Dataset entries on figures
◆ ◆ ◆ ◆

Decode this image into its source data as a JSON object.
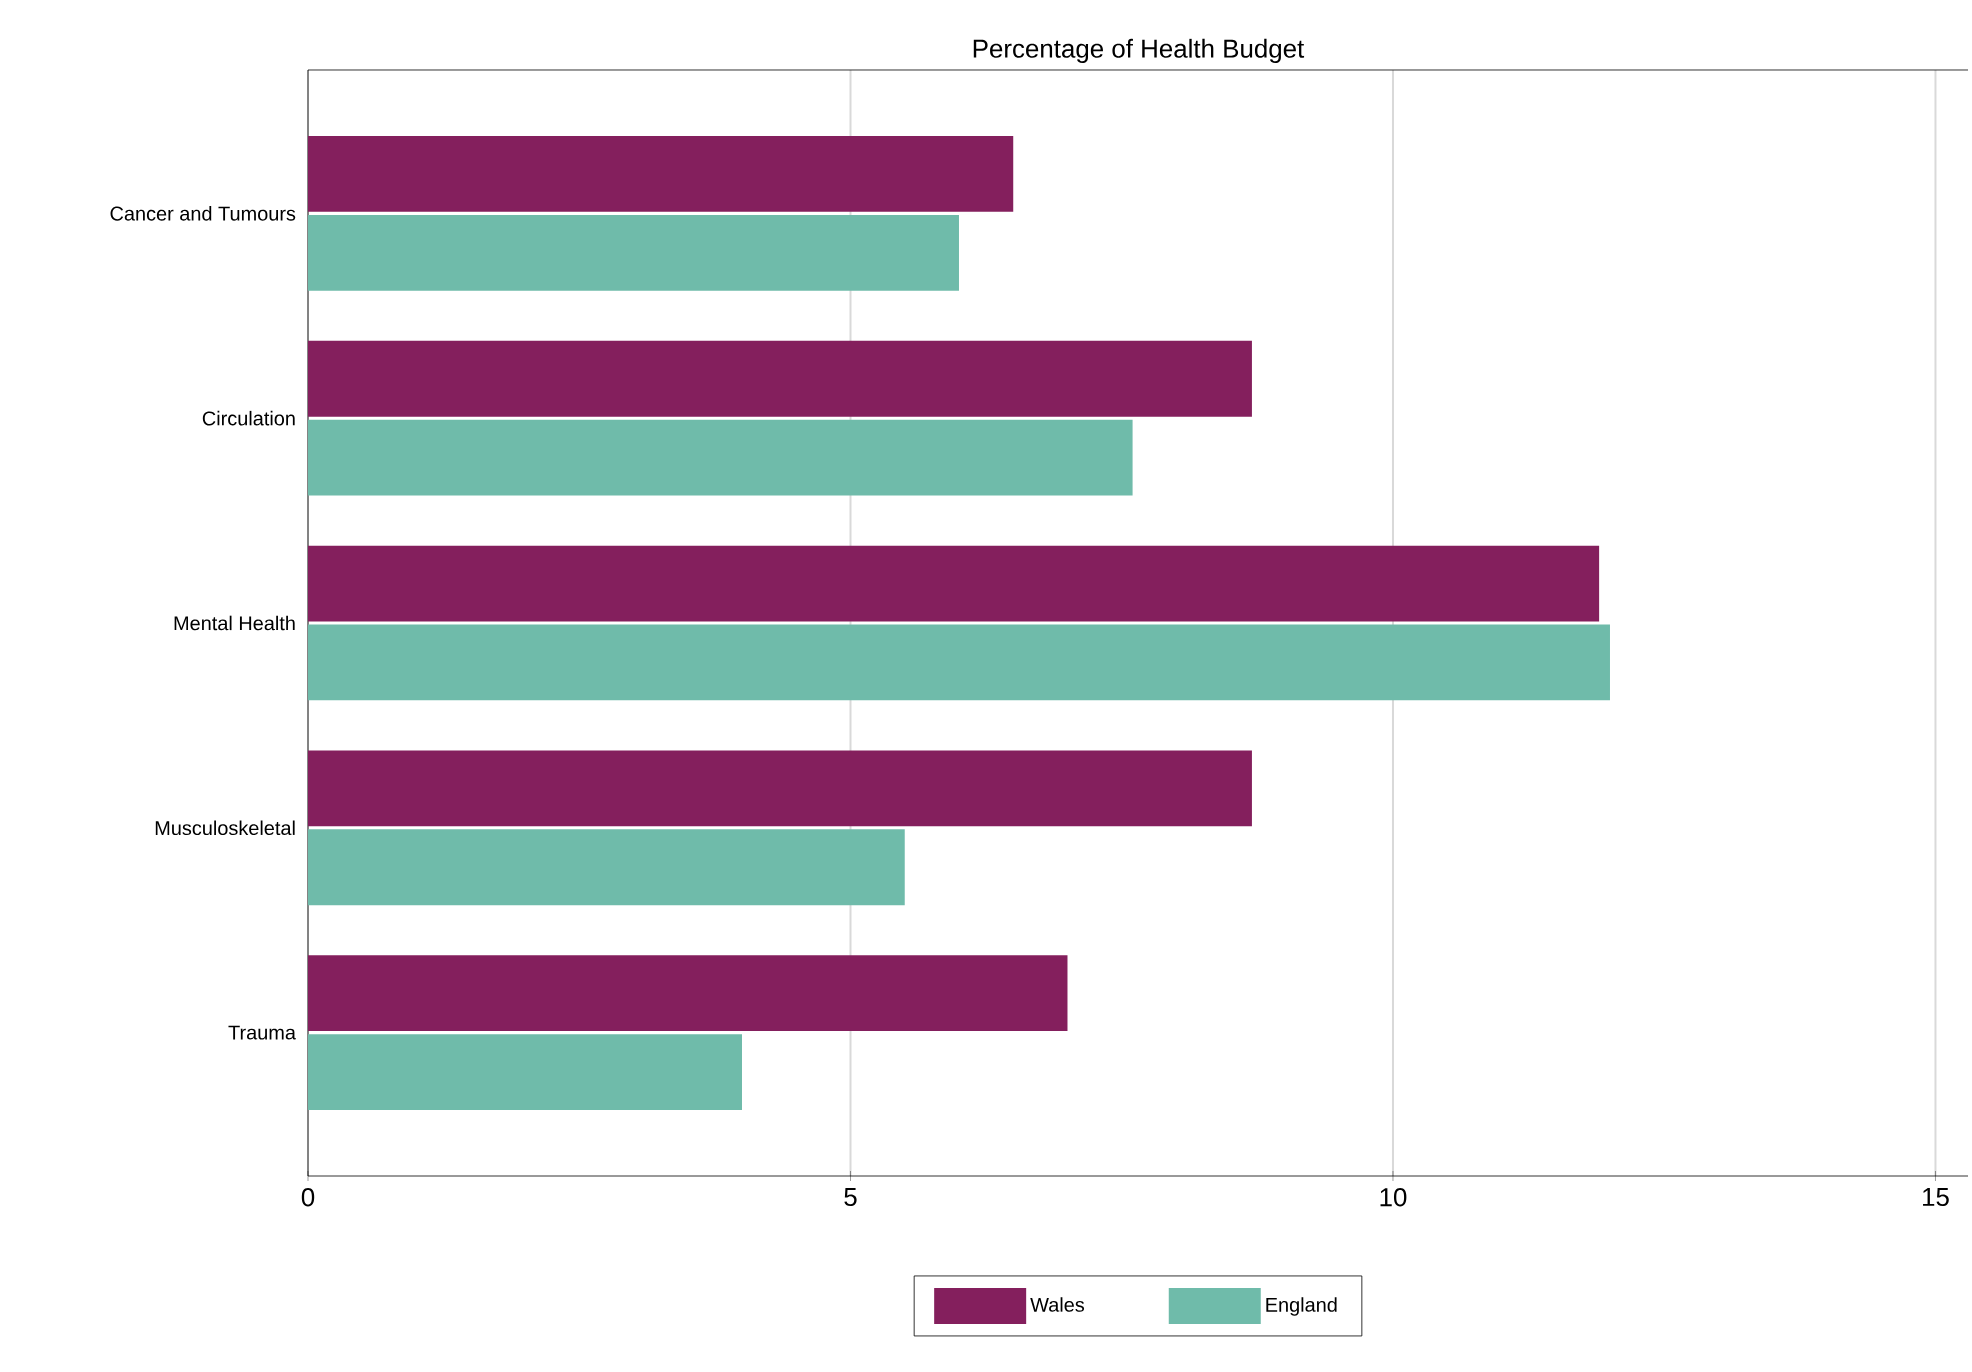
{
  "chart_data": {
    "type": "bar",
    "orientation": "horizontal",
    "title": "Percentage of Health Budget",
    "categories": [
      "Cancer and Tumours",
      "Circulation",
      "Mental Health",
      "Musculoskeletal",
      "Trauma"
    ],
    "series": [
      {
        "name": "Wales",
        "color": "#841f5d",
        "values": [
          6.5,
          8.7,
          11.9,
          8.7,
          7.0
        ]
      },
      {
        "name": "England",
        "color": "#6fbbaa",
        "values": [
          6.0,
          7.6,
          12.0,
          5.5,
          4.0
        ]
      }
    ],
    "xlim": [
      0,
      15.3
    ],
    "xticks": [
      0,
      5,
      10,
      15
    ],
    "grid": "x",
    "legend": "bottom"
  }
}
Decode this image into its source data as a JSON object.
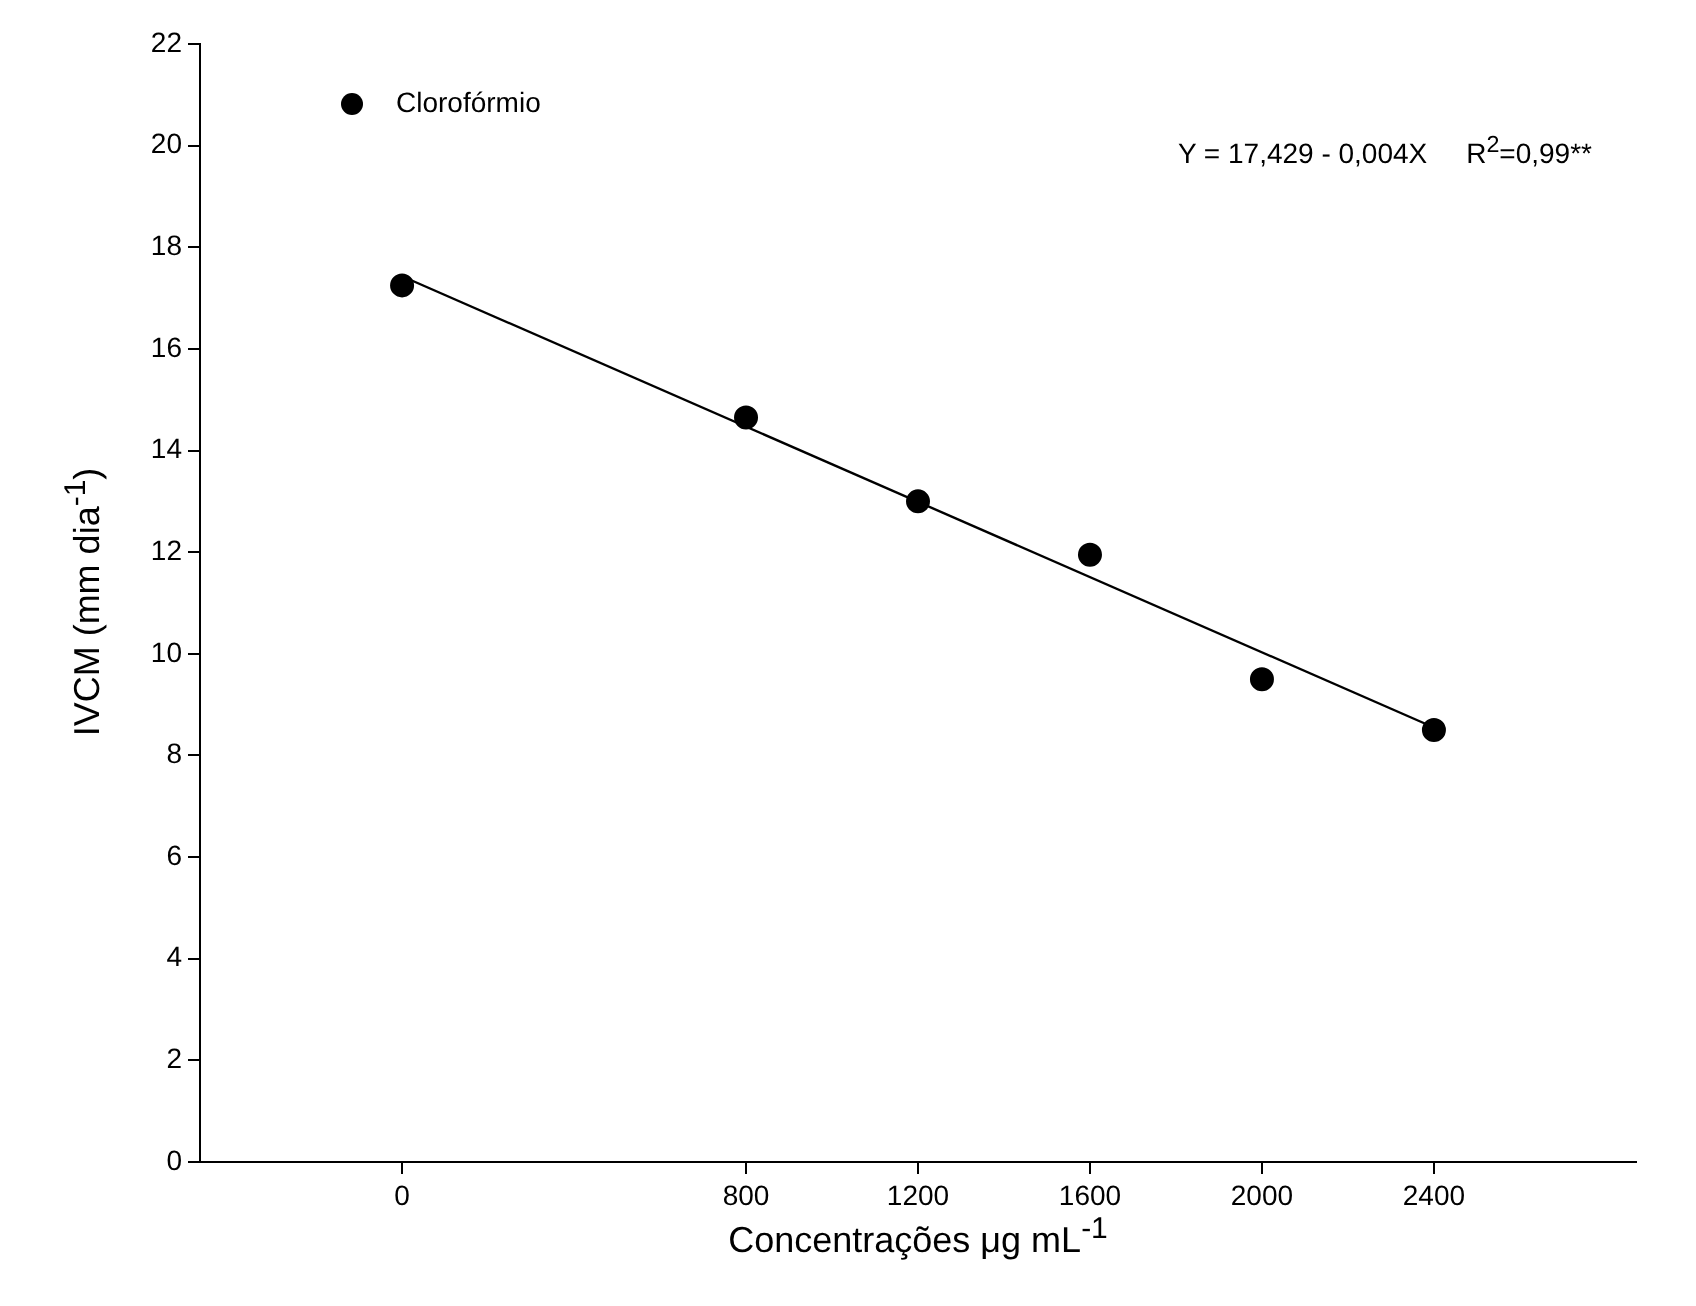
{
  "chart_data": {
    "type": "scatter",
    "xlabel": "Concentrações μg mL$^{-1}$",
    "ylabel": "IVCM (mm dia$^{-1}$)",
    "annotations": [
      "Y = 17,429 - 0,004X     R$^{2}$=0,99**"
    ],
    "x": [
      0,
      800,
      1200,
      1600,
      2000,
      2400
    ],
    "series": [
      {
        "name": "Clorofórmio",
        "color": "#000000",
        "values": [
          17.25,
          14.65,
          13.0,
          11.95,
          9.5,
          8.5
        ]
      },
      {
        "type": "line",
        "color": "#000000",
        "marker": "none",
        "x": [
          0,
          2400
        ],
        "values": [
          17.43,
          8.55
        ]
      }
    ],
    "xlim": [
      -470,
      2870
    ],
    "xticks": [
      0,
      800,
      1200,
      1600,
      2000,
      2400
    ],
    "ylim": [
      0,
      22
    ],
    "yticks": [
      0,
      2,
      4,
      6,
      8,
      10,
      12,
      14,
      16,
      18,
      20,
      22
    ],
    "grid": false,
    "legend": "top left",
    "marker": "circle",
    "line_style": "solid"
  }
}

◆ ◆ ◆ ◆

TO BE DONE:
Restate the data above word for word. Skip every picture.

RESULT:
Decode this image into its source data as a JSON object.
{
  "chart_data": {
    "type": "bar",
    "orientation": "horizontal",
    "title": "Percentage of Health Budget",
    "categories": [
      "Cancer and Tumours",
      "Circulation",
      "Mental Health",
      "Musculoskeletal",
      "Trauma"
    ],
    "series": [
      {
        "name": "Wales",
        "color": "#841f5d",
        "values": [
          6.5,
          8.7,
          11.9,
          8.7,
          7.0
        ]
      },
      {
        "name": "England",
        "color": "#6fbbaa",
        "values": [
          6.0,
          7.6,
          12.0,
          5.5,
          4.0
        ]
      }
    ],
    "xlim": [
      0,
      15.3
    ],
    "xticks": [
      0,
      5,
      10,
      15
    ],
    "grid": "x",
    "legend": "bottom"
  }
}
Decode this image into its source data as a JSON object.
{
  "chart_data": {
    "type": "scatter",
    "xlabel": "Concentrações μg mL$^{-1}$",
    "ylabel": "IVCM (mm dia$^{-1}$)",
    "annotations": [
      "Y = 17,429 - 0,004X     R$^{2}$=0,99**"
    ],
    "x": [
      0,
      800,
      1200,
      1600,
      2000,
      2400
    ],
    "series": [
      {
        "name": "Clorofórmio",
        "color": "#000000",
        "values": [
          17.25,
          14.65,
          13.0,
          11.95,
          9.5,
          8.5
        ]
      },
      {
        "type": "line",
        "color": "#000000",
        "marker": "none",
        "x": [
          0,
          2400
        ],
        "values": [
          17.43,
          8.55
        ]
      }
    ],
    "xlim": [
      -470,
      2870
    ],
    "xticks": [
      0,
      800,
      1200,
      1600,
      2000,
      2400
    ],
    "ylim": [
      0,
      22
    ],
    "yticks": [
      0,
      2,
      4,
      6,
      8,
      10,
      12,
      14,
      16,
      18,
      20,
      22
    ],
    "grid": false,
    "legend": "top left",
    "marker": "circle",
    "line_style": "solid"
  }
}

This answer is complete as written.